→ Do this: Gather from the listing below each line that includes the word "screenshot", and copy it.
>> start Supplied records
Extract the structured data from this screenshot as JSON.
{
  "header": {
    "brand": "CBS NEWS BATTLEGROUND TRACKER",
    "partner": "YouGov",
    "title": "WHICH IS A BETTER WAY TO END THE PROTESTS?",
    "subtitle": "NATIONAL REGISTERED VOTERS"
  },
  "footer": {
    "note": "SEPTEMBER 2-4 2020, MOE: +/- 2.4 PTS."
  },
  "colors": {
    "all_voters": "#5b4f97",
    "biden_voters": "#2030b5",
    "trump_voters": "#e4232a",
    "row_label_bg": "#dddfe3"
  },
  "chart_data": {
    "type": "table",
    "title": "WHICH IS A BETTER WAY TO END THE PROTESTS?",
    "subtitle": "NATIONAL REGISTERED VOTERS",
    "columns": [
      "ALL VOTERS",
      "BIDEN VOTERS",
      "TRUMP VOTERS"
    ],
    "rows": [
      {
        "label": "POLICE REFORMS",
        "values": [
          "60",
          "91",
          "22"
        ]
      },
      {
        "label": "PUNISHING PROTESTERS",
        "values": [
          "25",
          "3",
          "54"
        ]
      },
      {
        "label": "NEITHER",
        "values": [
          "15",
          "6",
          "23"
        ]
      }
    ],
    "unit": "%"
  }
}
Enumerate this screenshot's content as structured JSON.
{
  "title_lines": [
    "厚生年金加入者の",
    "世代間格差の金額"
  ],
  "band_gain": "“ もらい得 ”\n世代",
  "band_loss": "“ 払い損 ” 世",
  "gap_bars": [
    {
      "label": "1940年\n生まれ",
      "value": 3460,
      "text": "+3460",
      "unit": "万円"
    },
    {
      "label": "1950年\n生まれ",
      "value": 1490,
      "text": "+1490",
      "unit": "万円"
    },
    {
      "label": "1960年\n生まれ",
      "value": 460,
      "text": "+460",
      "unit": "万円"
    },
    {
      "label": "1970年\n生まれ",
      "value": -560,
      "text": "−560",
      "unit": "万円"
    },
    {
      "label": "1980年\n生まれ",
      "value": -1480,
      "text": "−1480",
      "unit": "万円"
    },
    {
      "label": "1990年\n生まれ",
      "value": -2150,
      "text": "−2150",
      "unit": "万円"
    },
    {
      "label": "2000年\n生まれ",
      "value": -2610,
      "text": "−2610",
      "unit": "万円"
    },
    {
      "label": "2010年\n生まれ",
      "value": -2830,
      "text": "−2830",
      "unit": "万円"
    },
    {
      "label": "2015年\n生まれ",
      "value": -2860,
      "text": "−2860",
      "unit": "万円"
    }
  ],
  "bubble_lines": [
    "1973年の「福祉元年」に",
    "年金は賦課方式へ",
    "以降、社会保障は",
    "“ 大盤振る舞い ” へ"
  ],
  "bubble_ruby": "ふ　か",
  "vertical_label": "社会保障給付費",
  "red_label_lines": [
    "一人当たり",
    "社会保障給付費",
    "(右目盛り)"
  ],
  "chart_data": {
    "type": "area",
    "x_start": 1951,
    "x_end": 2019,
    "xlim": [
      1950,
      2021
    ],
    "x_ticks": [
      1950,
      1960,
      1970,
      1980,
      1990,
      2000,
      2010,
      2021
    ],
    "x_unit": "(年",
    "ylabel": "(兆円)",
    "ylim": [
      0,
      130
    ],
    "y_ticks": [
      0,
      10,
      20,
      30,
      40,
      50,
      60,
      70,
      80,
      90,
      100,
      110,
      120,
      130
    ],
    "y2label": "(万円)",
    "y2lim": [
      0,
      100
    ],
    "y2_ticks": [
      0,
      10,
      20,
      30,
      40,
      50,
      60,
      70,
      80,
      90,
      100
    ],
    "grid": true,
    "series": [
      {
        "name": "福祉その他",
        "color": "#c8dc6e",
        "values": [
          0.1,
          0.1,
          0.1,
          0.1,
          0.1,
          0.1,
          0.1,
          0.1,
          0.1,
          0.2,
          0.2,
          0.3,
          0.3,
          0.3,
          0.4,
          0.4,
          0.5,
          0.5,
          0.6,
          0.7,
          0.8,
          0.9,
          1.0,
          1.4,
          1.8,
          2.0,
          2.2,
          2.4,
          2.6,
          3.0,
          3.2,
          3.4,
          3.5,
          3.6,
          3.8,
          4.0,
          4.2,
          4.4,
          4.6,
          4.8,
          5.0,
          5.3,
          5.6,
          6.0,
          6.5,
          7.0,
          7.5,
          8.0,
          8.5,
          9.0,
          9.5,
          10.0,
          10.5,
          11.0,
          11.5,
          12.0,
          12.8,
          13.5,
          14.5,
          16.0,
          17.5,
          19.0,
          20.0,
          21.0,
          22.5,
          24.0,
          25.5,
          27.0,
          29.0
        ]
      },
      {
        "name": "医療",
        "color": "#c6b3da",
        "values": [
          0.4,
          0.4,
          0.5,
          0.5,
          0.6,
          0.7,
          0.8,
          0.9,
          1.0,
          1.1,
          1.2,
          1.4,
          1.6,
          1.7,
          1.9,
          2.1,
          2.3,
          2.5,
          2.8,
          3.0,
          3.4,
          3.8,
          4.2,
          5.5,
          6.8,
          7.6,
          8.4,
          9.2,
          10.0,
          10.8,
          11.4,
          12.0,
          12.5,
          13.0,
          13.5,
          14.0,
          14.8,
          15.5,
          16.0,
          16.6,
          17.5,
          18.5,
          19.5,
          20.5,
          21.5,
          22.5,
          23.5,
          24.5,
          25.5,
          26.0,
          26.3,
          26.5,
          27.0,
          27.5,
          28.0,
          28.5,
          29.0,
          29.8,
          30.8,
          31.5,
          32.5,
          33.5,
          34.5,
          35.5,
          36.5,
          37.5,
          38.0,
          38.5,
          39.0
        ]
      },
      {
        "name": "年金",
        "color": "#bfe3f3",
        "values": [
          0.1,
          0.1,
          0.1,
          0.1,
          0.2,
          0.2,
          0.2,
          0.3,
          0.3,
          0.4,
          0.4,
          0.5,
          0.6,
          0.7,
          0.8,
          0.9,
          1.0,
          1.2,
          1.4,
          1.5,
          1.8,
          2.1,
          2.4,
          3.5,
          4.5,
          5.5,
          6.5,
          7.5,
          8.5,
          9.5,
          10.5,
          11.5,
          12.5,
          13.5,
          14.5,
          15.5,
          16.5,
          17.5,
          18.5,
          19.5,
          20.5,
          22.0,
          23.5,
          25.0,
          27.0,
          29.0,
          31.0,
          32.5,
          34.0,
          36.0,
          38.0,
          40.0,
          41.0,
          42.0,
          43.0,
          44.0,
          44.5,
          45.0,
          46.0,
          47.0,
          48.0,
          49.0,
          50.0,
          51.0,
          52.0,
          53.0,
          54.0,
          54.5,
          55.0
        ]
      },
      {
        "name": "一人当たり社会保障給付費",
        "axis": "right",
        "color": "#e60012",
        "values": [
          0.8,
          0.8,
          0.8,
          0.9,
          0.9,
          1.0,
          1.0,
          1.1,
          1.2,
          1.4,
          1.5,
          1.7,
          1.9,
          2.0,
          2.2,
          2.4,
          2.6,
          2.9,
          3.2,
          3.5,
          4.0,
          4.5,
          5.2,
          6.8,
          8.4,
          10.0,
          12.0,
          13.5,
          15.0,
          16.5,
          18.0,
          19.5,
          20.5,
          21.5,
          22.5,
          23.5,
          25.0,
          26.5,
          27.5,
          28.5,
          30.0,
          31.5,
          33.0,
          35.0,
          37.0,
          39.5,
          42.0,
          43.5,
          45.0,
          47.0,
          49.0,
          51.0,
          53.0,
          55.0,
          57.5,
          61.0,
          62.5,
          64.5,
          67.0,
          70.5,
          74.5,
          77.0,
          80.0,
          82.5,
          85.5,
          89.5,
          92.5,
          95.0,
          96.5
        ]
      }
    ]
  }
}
>> end Supplied records
→ Task answer:
Extract the structured data from this screenshot as JSON.
Enumerate this screenshot's content as structured JSON.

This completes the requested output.